---------- Task input ----------

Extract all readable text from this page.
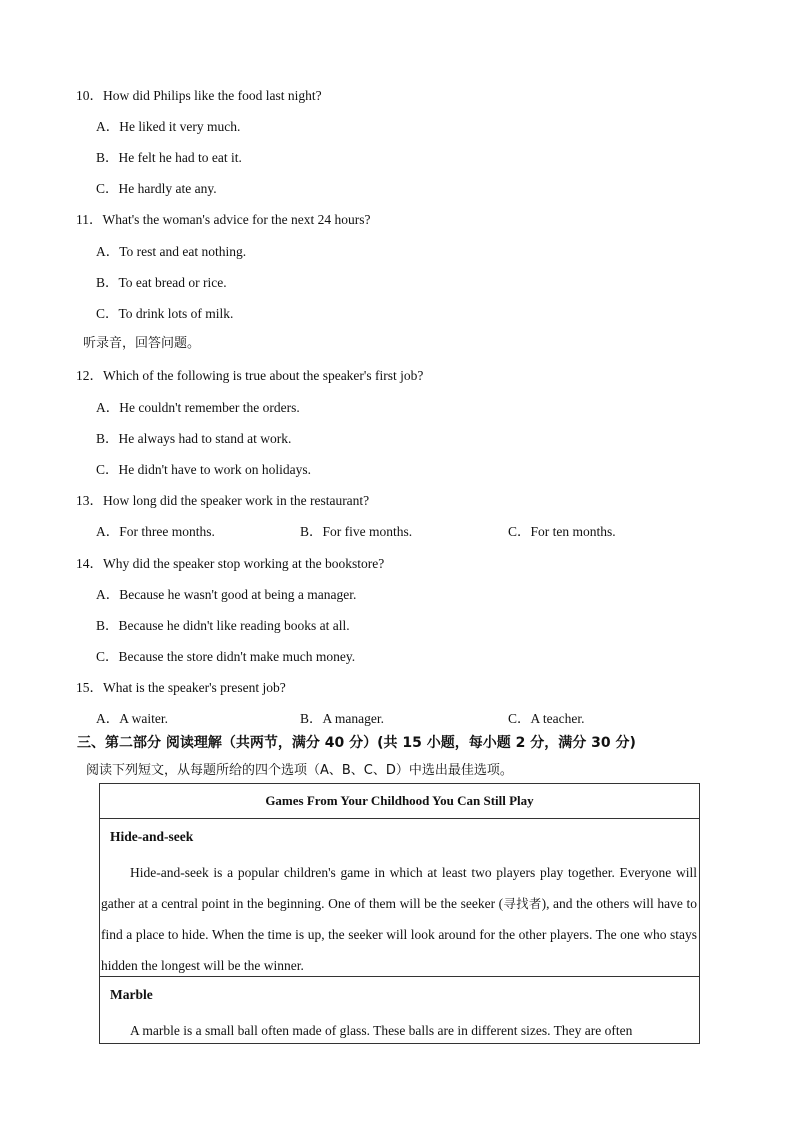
10．How did Philips like the food last night?
A．He liked it very much.
B．He felt he had to eat it.
C．He hardly ate any.
11．What's the woman's advice for the next 24 hours?
A．To rest and eat nothing.
B．To eat bread or rice.
C．To drink lots of milk.
听录音，回答问题。
12．Which of the following is true about the speaker's first job?
A．He couldn't remember the orders.
B．He always had to stand at work.
C．He didn't have to work on holidays.
13．How long did the speaker work in the restaurant?
A．For three months.	B．For five months.	C．For ten months.
14．Why did the speaker stop working at the bookstore?
A．Because he wasn't good at being a manager.
B．Because he didn't like reading books at all.
C．Because the store didn't make much money.
15．What is the speaker's present job?
A．A waiter.	B．A manager.	C．A teacher.
三、第二部分 阅读理解（共两节，满分 40 分）(共 15 小题，每小题 2 分，满分 30 分)
阅读下列短文，从每题所给的四个选项（A、B、C、D）中选出最佳选项。
Games From Your Childhood You Can Still Play

Hide-and-seek
Hide-and-seek is a popular children's game in which at least two players play together. Everyone will gather at a central point in the beginning. One of them will be the seeker (寻找者), and the others will have to find a place to hide. When the time is up, the seeker will look around for the other players. The one who stays hidden the longest will be the winner.

Marble
A marble is a small ball often made of glass. These balls are in different sizes. They are often
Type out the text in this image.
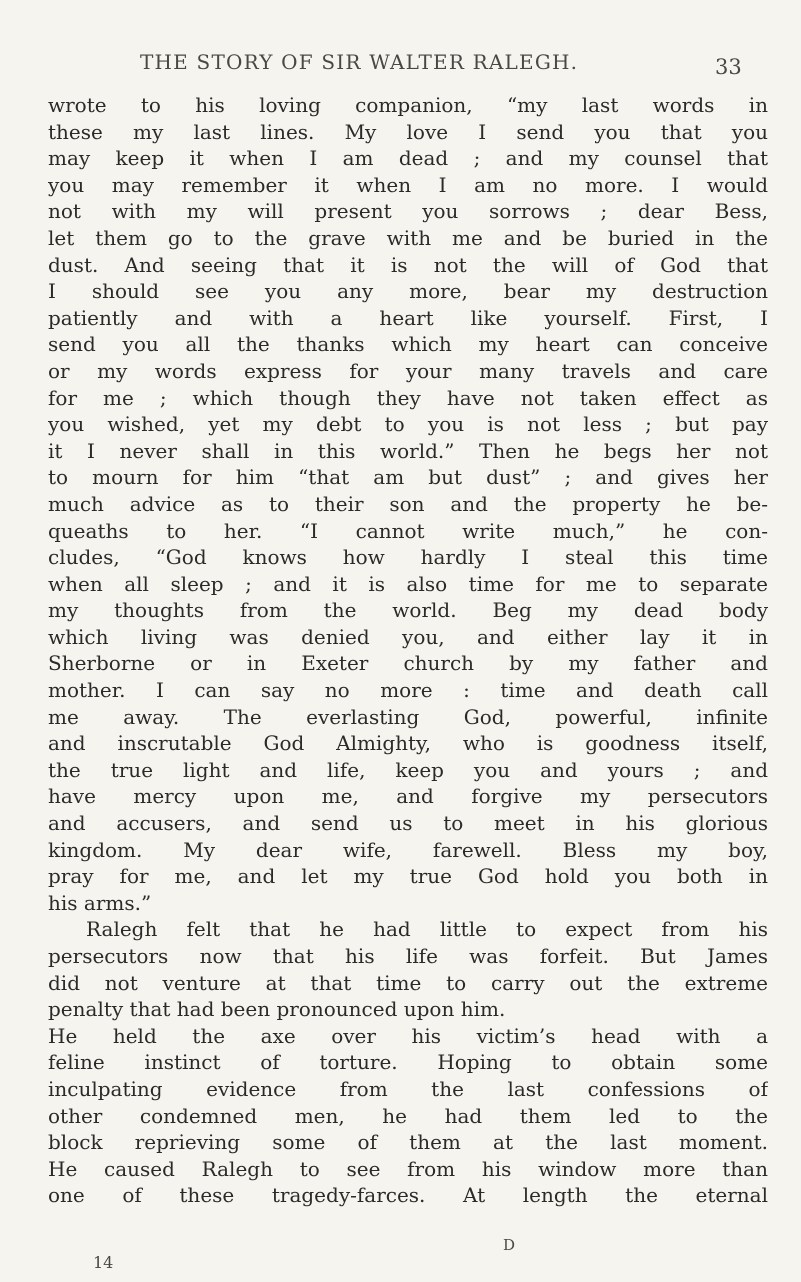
THE STORY OF SIR WALTER RALEGH.	33
wrote to his loving companion, “my last words in
these my last lines. My love I send you that you
may keep it when I am dead ; and my counsel that
you may remember it when I am no more. I would
not with my will present you sorrows ; dear Bess,
let them go to the grave with me and be buried in the
dust. And seeing that it is not the will of God that
I should see you any more, bear my destruction
patiently and with a heart like yourself. First, I
send you all the thanks which my heart can conceive
or my words express for your many travels and care
for me ; which though they have not taken effect as
you wished, yet my debt to you is not less ; but pay
it I never shall in this world.” Then he begs her not
to mourn for him “that am but dust” ; and gives her
much advice as to their son and the property he be-
queaths to her. “I cannot write much,” he con-
cludes, “God knows how hardly I steal this time
when all sleep ; and it is also time for me to separate
my thoughts from the world. Beg my dead body
which living was denied you, and either lay it in
Sherborne or in Exeter church by my father and
mother. I can say no more : time and death call
me away. The everlasting God, powerful, infinite
and inscrutable God Almighty, who is goodness itself,
the true light and life, keep you and yours ; and
have mercy upon me, and forgive my persecutors
and accusers, and send us to meet in his glorious
kingdom. My dear wife, farewell. Bless my boy,
pray for me, and let my true God hold you both in
his arms.”
Ralegh felt that he had little to expect from his
persecutors now that his life was forfeit. But James
did not venture at that time to carry out the extreme
penalty that had been pronounced upon him.
He held the axe over his victim’s head with a
feline instinct of torture. Hoping to obtain some
inculpating evidence from the last confessions of
other condemned men, he had them led to the
block reprieving some of them at the last moment.
He caused Ralegh to see from his window more than
one of these tragedy-farces. At length the eternal
14
D
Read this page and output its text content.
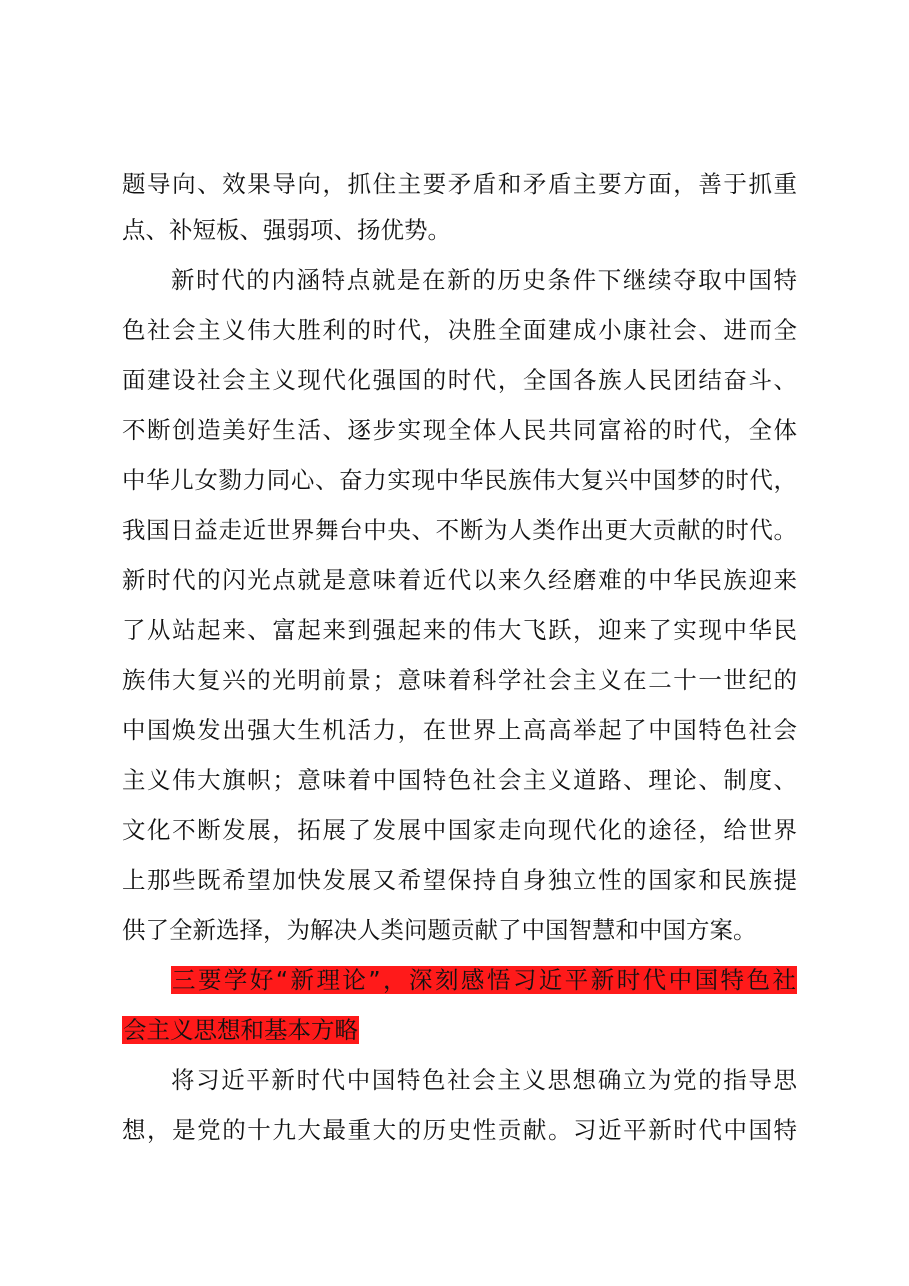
题导向、效果导向，抓住主要矛盾和矛盾主要方面，善于抓重
点、补短板、强弱项、扬优势。
新时代的内涵特点就是在新的历史条件下继续夺取中国特
色社会主义伟大胜利的时代，决胜全面建成小康社会、进而全
面建设社会主义现代化强国的时代，全国各族人民团结奋斗、
不断创造美好生活、逐步实现全体人民共同富裕的时代，全体
中华儿女勠力同心、奋力实现中华民族伟大复兴中国梦的时代，
我国日益走近世界舞台中央、不断为人类作出更大贡献的时代。
新时代的闪光点就是意味着近代以来久经磨难的中华民族迎来
了从站起来、富起来到强起来的伟大飞跃，迎来了实现中华民
族伟大复兴的光明前景；意味着科学社会主义在二十一世纪的
中国焕发出强大生机活力，在世界上高高举起了中国特色社会
主义伟大旗帜；意味着中国特色社会主义道路、理论、制度、
文化不断发展，拓展了发展中国家走向现代化的途径，给世界
上那些既希望加快发展又希望保持自身独立性的国家和民族提
供了全新选择，为解决人类问题贡献了中国智慧和中国方案。
三要学好“新理论”，深刻感悟习近平新时代中国特色社
会主义思想和基本方略
将习近平新时代中国特色社会主义思想确立为党的指导思
想，是党的十九大最重大的历史性贡献。习近平新时代中国特
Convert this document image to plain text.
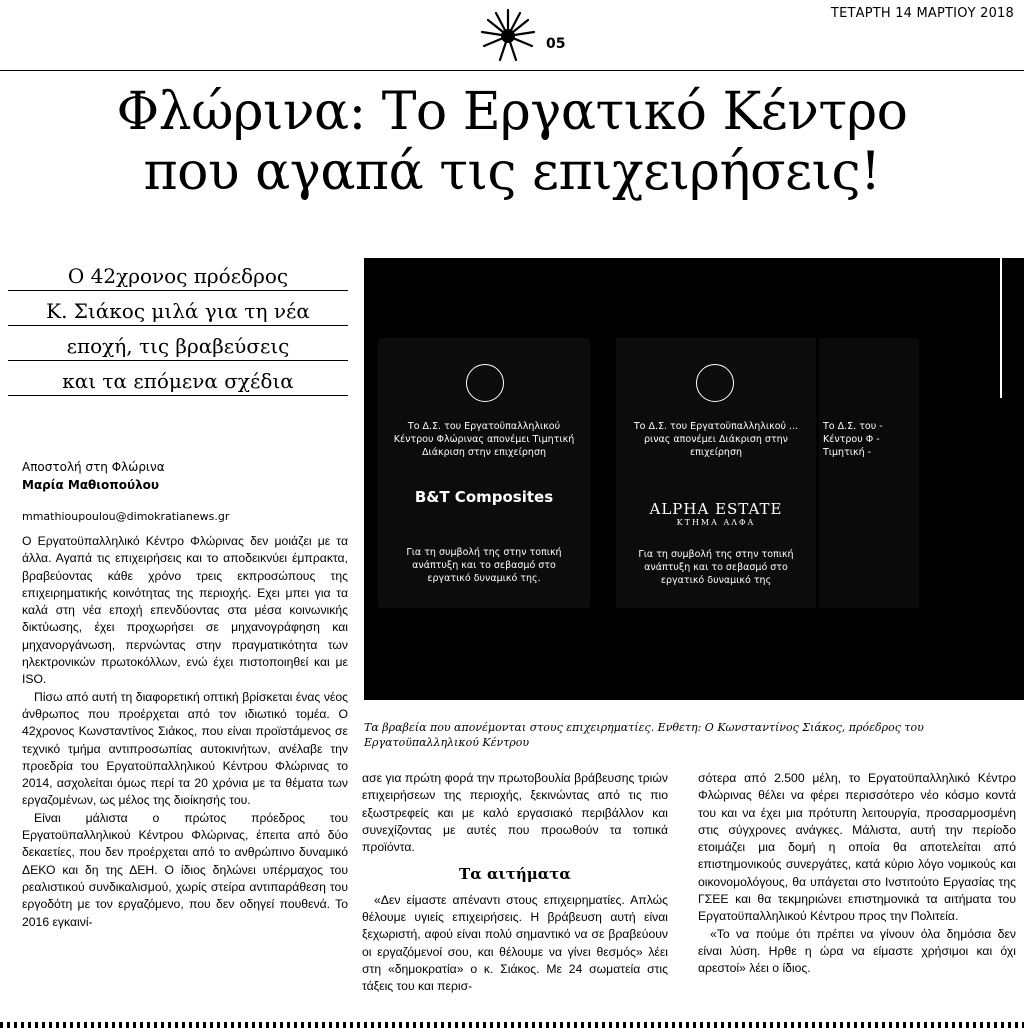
ΤΕΤΑΡΤΗ 14 ΜΑΡΤΙΟΥ 2018
05
Φλώρινα: Το Εργατικό Κέντρο
που αγαπά τις επιχειρήσεις!
Ο 42χρονος πρόεδρος
Κ. Σιάκος μιλά για τη νέα
εποχή, τις βραβεύσεις
και τα επόμενα σχέδια
Αποστολή στη Φλώρινα
Μαρία Μαθιοπούλου
mmathioupoulou@dimokratianews.gr

Ο Εργατοϋπαλληλικό Κέντρο Φλώρινας δεν μοιάζει με τα άλλα. Αγαπά τις επιχειρήσεις και το αποδεικνύει έμπρακτα, βραβεύοντας κάθε χρόνο τρεις εκπροσώπους της επιχειρηματικής κοινότητας της περιοχής. Εχει μπει για τα καλά στη νέα εποχή επενδύοντας στα μέσα κοινωνικής δικτύωσης, έχει προχωρήσει σε μηχανογράφηση και μηχανοργάνωση, περνώντας στην πραγματικότητα των ηλεκτρονικών πρωτοκόλλων, ενώ έχει πιστοποιηθεί και με ISO.

Πίσω από αυτή τη διαφορετική οπτική βρίσκεται ένας νέος άνθρωπος που προέρχεται από τον ιδιωτικό τομέα. Ο 42χρονος Κωνσταντίνος Σιάκος, που είναι προϊστάμενος σε τεχνικό τμήμα αντιπροσωπίας αυτοκινήτων, ανέλαβε την προεδρία του Εργατοϋπαλληλικού Κέντρου Φλώρινας το 2014, ασχολείται όμως περί τα 20 χρόνια με τα θέματα των εργαζομένων, ως μέλος της διοίκησής του.

Είναι μάλιστα ο πρώτος πρόεδρος του Εργατοϋπαλληλικού Κέντρου Φλώρινας, έπειτα από δύο δεκαετίες, που δεν προέρχεται από το ανθρώπινο δυναμικό ΔΕΚΟ και δη της ΔΕΗ. Ο ίδιος δηλώνει υπέρμαχος του ρεαλιστικού συνδικαλισμού, χωρίς στείρα αντιπαράθεση του εργοδότη με τον εργαζόμενο, που δεν οδηγεί πουθενά. Το 2016 εγκαινί-

Το Δ.Σ. του Εργατοϋπαλληλικού Κέντρου Φλώρινας απονέμει Τιμητική Διάκριση στην επιχείρηση
B&T Composites
Για τη συμβολή της στην τοπική ανάπτυξη και το σεβασμό στο εργατικό δυναμικό της.
Το Δ.Σ. του Εργατοϋπαλληλικού ... ρινας απονέμει Διάκριση στην επιχείρηση
ALPHA ESTATE
ΚΤΗΜΑ ΑΛΦΑ
Για τη συμβολή της στην τοπική ανάπτυξη και το σεβασμό στο εργατικό δυναμικό της
Το Δ.Σ. του - Κέντρου Φ - Τιμητική -
Τα βραβεία που απονέμονται στους επιχειρηματίες. Ενθετη: Ο Κωνσταντίνος Σιάκος, πρόεδρος του Εργατοϋπαλληλικού Κέντρου

ασε για πρώτη φορά την πρωτοβουλία βράβευσης τριών επιχειρήσεων της περιοχής, ξεκινώντας από τις πιο εξωστρεφείς και με καλό εργασιακό περιβάλλον και συνεχίζοντας με αυτές που προωθούν τα τοπικά προϊόντα.

Τα αιτήματα

«Δεν είμαστε απέναντι στους επιχειρηματίες. Απλώς θέλουμε υγιείς επιχειρήσεις. Η βράβευση αυτή είναι ξεχωριστή, αφού είναι πολύ σημαντικό να σε βραβεύουν οι εργαζόμενοί σου, και θέλουμε να γίνει θεσμός» λέει στη «δημοκρατία» ο κ. Σιάκος. Με 24 σωματεία στις τάξεις του και περισ-

σότερα από 2.500 μέλη, το Εργατοϋπαλληλικό Κέντρο Φλώρινας θέλει να φέρει περισσότερο νέο κόσμο κοντά του και να έχει μια πρότυπη λειτουργία, προσαρμοσμένη στις σύγχρονες ανάγκες. Μάλιστα, αυτή την περίοδο ετοιμάζει μια δομή η οποία θα αποτελείται από επιστημονικούς συνεργάτες, κατά κύριο λόγο νομικούς και οικονομολόγους, θα υπάγεται στο Ινστιτούτο Εργασίας της ΓΣΕΕ και θα τεκμηριώνει επιστημονικά τα αιτήματα του Εργατοϋπαλληλικού Κέντρου προς την Πολιτεία.

«Το να πούμε ότι πρέπει να γίνουν όλα δημόσια δεν είναι λύση. Ηρθε η ώρα να είμαστε χρήσιμοι και όχι αρεστοί» λέει ο ίδιος.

----------

Work instructions
How many lines of the records contain the string "life"? Respond with the number alone.

Answer to the exercise
2